AIM:
Your task is to print all of the data word for word.

DATASET RECORDS:
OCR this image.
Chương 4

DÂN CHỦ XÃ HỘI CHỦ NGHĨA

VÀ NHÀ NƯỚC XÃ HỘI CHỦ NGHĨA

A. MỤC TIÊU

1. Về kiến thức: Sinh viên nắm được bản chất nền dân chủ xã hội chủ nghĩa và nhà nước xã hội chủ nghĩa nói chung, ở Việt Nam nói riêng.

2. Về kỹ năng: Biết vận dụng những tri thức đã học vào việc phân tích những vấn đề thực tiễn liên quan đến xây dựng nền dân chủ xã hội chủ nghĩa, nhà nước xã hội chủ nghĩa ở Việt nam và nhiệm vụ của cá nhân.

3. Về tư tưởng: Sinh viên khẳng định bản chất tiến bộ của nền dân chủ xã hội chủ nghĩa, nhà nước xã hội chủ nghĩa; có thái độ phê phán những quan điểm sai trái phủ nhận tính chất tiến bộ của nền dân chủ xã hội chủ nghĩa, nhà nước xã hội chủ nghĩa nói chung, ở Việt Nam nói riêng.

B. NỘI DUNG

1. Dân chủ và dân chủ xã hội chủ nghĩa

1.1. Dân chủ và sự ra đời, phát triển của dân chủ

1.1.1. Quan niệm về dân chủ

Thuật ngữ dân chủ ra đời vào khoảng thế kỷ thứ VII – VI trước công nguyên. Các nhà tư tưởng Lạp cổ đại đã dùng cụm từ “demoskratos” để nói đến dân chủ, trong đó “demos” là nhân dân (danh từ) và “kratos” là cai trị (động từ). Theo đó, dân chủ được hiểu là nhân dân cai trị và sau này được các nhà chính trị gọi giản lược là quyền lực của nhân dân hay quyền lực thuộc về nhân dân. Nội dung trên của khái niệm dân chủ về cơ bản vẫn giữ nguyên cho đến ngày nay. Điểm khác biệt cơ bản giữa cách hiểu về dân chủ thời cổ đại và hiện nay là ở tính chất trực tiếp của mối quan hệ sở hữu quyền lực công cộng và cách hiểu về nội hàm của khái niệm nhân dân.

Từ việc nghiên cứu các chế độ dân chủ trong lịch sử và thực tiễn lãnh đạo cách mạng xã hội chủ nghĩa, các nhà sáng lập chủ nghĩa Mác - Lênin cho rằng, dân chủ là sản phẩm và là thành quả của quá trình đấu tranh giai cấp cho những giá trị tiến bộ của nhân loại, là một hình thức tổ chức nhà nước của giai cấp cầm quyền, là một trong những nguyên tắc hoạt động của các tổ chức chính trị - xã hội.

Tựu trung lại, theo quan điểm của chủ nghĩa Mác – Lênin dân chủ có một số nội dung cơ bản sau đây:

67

WRITTEN SOLUTION:
OCR this image.
Chương 4

DÂN CHỦ XÃ HỘI CHỦ NGHĨA

VÀ NHÀ NƯỚC XÃ HỘI CHỦ NGHĨA

A. MỤC TIÊU

1. Về kiến thức: Sinh viên nắm được bản chất nền dân chủ xã hội chủ nghĩa và nhà nước xã hội chủ nghĩa nói chung, ở Việt Nam nói riêng.

2. Về kỹ năng: Biết vận dụng những tri thức đã học vào việc phân tích những vấn đề thực tiễn liên quan đến xây dựng nền dân chủ xã hội chủ nghĩa, nhà nước xã hội chủ nghĩa ở Việt nam và nhiệm vụ của cá nhân.

3. Về tư tưởng: Sinh viên khẳng định bản chất tiến bộ của nền dân chủ xã hội chủ nghĩa, nhà nước xã hội chủ nghĩa; có thái độ phê phán những quan điểm sai trái phủ nhận tính chất tiến bộ của nền dân chủ xã hội chủ nghĩa, nhà nước xã hội chủ nghĩa nói chung, ở Việt Nam nói riêng.

B. NỘI DUNG

1. Dân chủ và dân chủ xã hội chủ nghĩa

1.1. Dân chủ và sự ra đời, phát triển của dân chủ

1.1.1. Quan niệm về dân chủ

Thuật ngữ dân chủ ra đời vào khoảng thế kỷ thứ VII – VI trước công nguyên. Các nhà tư tưởng Lạp cổ đại đã dùng cụm từ “demoskratos” để nói đến dân chủ, trong đó “demos” là nhân dân (danh từ) và “kratos” là cai trị (động từ). Theo đó, dân chủ được hiểu là nhân dân cai trị và sau này được các nhà chính trị gọi giản lược là quyền lực của nhân dân hay quyền lực thuộc về nhân dân. Nội dung trên của khái niệm dân chủ về cơ bản vẫn giữ nguyên cho đến ngày nay. Điểm khác biệt cơ bản giữa cách hiểu về dân chủ thời cổ đại và hiện nay là ở tính chất trực tiếp của mối quan hệ sở hữu quyền lực công cộng và cách hiểu về nội hàm của khái niệm nhân dân.

Từ việc nghiên cứu các chế độ dân chủ trong lịch sử và thực tiễn lãnh đạo cách mạng xã hội chủ nghĩa, các nhà sáng lập chủ nghĩa Mác - Lênin cho rằng, dân chủ là sản phẩm và là thành quả của quá trình đấu tranh giai cấp cho những giá trị tiến bộ của nhân loại, là một hình thức tổ chức nhà nước của giai cấp cầm quyền, là một trong những nguyên tắc hoạt động của các tổ chức chính trị - xã hội.

Tựu trung lại, theo quan điểm của chủ nghĩa Mác – Lênin dân chủ có một số nội dung cơ bản sau đây:

67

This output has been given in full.